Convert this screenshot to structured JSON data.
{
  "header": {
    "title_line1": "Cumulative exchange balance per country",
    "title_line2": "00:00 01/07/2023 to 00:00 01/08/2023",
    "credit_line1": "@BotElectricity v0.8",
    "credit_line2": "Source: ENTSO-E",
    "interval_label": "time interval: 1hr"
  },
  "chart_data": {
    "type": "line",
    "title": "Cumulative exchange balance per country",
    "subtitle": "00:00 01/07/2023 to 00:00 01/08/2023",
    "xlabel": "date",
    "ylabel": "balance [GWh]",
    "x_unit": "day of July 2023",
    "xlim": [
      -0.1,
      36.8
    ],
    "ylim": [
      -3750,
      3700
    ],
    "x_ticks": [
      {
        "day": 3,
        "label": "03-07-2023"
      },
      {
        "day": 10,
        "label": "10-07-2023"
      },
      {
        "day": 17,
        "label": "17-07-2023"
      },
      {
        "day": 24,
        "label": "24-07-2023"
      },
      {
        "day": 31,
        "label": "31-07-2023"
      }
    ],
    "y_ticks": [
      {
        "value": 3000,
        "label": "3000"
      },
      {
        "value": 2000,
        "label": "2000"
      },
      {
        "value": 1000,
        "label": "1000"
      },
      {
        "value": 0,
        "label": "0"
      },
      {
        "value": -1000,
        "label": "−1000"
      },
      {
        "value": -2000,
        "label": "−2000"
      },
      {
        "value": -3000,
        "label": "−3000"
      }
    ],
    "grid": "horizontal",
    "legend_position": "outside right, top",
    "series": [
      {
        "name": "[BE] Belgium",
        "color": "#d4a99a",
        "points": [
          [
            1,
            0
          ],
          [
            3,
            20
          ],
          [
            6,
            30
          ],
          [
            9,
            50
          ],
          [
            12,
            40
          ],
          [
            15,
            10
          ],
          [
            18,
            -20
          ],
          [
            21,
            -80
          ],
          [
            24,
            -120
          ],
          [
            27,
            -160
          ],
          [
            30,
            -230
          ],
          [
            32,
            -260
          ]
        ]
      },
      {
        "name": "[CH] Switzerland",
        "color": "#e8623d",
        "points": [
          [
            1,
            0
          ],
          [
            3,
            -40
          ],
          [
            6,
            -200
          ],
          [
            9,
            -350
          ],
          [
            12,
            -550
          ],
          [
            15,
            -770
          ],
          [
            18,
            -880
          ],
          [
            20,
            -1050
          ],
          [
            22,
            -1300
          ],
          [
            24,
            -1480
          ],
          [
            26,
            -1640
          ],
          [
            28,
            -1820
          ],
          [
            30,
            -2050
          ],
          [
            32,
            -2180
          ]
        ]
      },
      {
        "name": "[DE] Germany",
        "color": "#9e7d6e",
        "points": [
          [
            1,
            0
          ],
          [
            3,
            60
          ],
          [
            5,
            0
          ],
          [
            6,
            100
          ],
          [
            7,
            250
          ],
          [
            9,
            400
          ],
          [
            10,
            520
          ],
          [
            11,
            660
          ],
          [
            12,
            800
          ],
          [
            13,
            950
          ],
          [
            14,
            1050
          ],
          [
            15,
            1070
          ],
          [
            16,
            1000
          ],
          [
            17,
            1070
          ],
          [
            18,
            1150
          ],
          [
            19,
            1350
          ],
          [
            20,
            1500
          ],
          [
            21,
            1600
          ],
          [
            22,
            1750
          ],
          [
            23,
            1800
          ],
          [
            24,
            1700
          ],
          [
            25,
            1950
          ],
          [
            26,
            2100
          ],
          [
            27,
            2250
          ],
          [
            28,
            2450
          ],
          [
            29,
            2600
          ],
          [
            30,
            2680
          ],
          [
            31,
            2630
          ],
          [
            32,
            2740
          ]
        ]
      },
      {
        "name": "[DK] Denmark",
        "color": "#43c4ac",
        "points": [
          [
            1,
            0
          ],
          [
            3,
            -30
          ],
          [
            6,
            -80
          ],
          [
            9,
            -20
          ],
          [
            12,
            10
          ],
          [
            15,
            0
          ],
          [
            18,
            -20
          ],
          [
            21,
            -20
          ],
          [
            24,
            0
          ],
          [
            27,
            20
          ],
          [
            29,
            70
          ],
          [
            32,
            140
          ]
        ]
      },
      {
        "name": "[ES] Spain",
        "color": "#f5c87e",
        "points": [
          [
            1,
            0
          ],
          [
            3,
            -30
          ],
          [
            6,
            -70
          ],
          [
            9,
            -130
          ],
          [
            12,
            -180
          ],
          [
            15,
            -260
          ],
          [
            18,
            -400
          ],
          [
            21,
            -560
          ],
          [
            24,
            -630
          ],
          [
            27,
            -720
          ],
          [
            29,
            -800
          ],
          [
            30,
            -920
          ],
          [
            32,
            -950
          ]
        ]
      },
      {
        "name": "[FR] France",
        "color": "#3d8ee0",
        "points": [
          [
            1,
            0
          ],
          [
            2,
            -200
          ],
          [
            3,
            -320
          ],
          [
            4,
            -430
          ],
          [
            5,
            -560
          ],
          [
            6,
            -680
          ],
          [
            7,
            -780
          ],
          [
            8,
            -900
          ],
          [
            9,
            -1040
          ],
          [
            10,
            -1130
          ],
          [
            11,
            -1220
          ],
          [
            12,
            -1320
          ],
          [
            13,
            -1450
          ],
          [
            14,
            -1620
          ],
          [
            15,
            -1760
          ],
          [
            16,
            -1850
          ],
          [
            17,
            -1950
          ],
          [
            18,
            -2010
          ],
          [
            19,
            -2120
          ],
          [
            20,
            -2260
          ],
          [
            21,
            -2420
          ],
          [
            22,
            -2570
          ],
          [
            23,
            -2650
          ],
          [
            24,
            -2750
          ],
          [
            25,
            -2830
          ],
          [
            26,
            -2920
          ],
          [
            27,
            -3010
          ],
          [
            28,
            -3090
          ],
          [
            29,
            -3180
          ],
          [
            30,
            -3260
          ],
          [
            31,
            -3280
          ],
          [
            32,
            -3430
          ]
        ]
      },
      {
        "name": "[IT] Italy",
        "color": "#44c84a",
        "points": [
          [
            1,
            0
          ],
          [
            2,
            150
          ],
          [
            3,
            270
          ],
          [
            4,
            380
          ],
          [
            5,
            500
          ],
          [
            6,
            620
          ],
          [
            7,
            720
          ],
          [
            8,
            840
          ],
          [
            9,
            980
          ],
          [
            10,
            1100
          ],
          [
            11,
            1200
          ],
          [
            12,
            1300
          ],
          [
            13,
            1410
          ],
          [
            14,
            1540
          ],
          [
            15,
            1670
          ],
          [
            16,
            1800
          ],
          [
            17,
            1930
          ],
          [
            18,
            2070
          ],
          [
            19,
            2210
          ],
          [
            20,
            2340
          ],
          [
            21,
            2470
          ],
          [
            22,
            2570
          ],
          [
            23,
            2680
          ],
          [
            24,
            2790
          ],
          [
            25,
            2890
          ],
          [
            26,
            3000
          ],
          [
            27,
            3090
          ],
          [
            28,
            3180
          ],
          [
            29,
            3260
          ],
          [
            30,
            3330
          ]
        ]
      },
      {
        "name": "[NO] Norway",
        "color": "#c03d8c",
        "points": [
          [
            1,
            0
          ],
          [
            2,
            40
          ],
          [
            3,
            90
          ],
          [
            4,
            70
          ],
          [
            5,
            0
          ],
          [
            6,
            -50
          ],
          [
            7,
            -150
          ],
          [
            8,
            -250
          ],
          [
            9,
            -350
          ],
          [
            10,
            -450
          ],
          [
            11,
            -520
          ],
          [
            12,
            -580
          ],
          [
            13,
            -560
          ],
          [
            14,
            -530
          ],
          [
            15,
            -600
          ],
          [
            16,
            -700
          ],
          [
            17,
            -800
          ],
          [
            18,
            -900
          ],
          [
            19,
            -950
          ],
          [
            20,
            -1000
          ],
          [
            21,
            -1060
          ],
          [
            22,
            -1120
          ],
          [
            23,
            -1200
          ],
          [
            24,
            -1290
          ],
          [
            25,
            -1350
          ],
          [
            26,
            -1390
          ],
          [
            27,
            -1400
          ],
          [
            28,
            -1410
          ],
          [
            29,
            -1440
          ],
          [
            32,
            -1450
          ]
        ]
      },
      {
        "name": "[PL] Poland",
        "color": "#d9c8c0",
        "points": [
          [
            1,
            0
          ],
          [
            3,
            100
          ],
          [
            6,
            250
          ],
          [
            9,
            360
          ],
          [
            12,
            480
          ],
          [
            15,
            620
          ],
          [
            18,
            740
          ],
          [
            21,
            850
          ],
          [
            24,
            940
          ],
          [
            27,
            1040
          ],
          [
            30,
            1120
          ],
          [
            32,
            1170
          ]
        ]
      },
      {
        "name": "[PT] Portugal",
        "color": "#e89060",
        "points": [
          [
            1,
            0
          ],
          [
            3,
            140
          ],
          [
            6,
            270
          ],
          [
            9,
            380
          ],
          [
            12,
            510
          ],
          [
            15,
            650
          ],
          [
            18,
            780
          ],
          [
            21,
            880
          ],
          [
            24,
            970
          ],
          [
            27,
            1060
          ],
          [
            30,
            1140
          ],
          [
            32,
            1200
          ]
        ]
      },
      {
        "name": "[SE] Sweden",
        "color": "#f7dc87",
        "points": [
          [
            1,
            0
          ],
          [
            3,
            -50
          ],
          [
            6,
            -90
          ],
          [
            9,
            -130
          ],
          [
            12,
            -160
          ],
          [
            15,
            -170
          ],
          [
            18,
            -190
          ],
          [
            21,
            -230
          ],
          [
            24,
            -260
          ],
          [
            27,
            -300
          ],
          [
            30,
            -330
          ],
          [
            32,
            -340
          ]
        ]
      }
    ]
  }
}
——————
• [WORK TO DO] Report how many lines of the records above contain the word "name", giving only the number.

• [FINISHED EXERCISE] 11